## Listing
----

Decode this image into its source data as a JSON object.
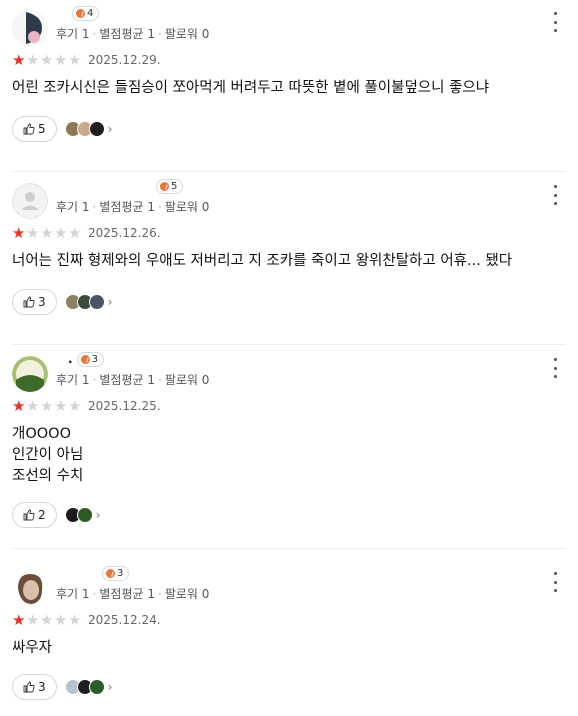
{
  "reviews": [
    {
      "name": "",
      "level": "4",
      "stats": [
        "후기 1",
        "별점평균 1",
        "팔로워 0"
      ],
      "rating": 1,
      "date": "2025.12.29.",
      "text": [
        "어린 조카시신은 들짐승이 쪼아먹게 버려두고 따뜻한 볕에 풀이불덮으니 좋으냐"
      ],
      "likes": "5",
      "avatar_colors": [
        "#ffffff",
        "#2d3a4a",
        "#e8b4c8"
      ],
      "liker_colors": [
        "#8a7a55",
        "#c9a98a",
        "#1e1e1e"
      ]
    },
    {
      "name": "",
      "level": "5",
      "stats": [
        "후기 1",
        "별점평균 1",
        "팔로워 0"
      ],
      "rating": 1,
      "date": "2025.12.26.",
      "text": [
        "너어는 진짜 형제와의 우애도 저버리고 지 조카를 죽이고 왕위찬탈하고 어휴... 됐다"
      ],
      "likes": "3",
      "avatar_colors": [
        "#f1f1f1",
        "#c9c9c9",
        "#dedede"
      ],
      "liker_colors": [
        "#8a8160",
        "#3c4a3a",
        "#4a5563"
      ]
    },
    {
      "name": ".",
      "level": "3",
      "stats": [
        "후기 1",
        "별점평균 1",
        "팔로워 0"
      ],
      "rating": 1,
      "date": "2025.12.25.",
      "text": [
        "개OOOO",
        "인간이 아님",
        "조선의 수치"
      ],
      "likes": "2",
      "avatar_colors": [
        "#f4f0e0",
        "#3e6b2a",
        "#a7c070"
      ],
      "liker_colors": [
        "#1b1b1b",
        "#2e5a24"
      ]
    },
    {
      "name": "",
      "level": "3",
      "stats": [
        "후기 1",
        "별점평균 1",
        "팔로워 0"
      ],
      "rating": 1,
      "date": "2025.12.24.",
      "text": [
        "싸우자"
      ],
      "likes": "3",
      "avatar_colors": [
        "#ffffff",
        "#6b4e3a",
        "#d9c0a8"
      ],
      "liker_colors": [
        "#b9c3d0",
        "#1f1f1f",
        "#2c5a28"
      ]
    }
  ]
}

----

## Exercise
Repeat the entries exactly. Pictures are excluded from the copy.

## Task result
Decode this image into its source data as a JSON object.
{
  "reviews": [
    {
      "name": "",
      "level": "4",
      "stats": [
        "후기 1",
        "별점평균 1",
        "팔로워 0"
      ],
      "rating": 1,
      "date": "2025.12.29.",
      "text": [
        "어린 조카시신은 들짐승이 쪼아먹게 버려두고 따뜻한 볕에 풀이불덮으니 좋으냐"
      ],
      "likes": "5",
      "avatar_colors": [
        "#ffffff",
        "#2d3a4a",
        "#e8b4c8"
      ],
      "liker_colors": [
        "#8a7a55",
        "#c9a98a",
        "#1e1e1e"
      ]
    },
    {
      "name": "",
      "level": "5",
      "stats": [
        "후기 1",
        "별점평균 1",
        "팔로워 0"
      ],
      "rating": 1,
      "date": "2025.12.26.",
      "text": [
        "너어는 진짜 형제와의 우애도 저버리고 지 조카를 죽이고 왕위찬탈하고 어휴... 됐다"
      ],
      "likes": "3",
      "avatar_colors": [
        "#f1f1f1",
        "#c9c9c9",
        "#dedede"
      ],
      "liker_colors": [
        "#8a8160",
        "#3c4a3a",
        "#4a5563"
      ]
    },
    {
      "name": ".",
      "level": "3",
      "stats": [
        "후기 1",
        "별점평균 1",
        "팔로워 0"
      ],
      "rating": 1,
      "date": "2025.12.25.",
      "text": [
        "개OOOO",
        "인간이 아님",
        "조선의 수치"
      ],
      "likes": "2",
      "avatar_colors": [
        "#f4f0e0",
        "#3e6b2a",
        "#a7c070"
      ],
      "liker_colors": [
        "#1b1b1b",
        "#2e5a24"
      ]
    },
    {
      "name": "",
      "level": "3",
      "stats": [
        "후기 1",
        "별점평균 1",
        "팔로워 0"
      ],
      "rating": 1,
      "date": "2025.12.24.",
      "text": [
        "싸우자"
      ],
      "likes": "3",
      "avatar_colors": [
        "#ffffff",
        "#6b4e3a",
        "#d9c0a8"
      ],
      "liker_colors": [
        "#b9c3d0",
        "#1f1f1f",
        "#2c5a28"
      ]
    }
  ]
}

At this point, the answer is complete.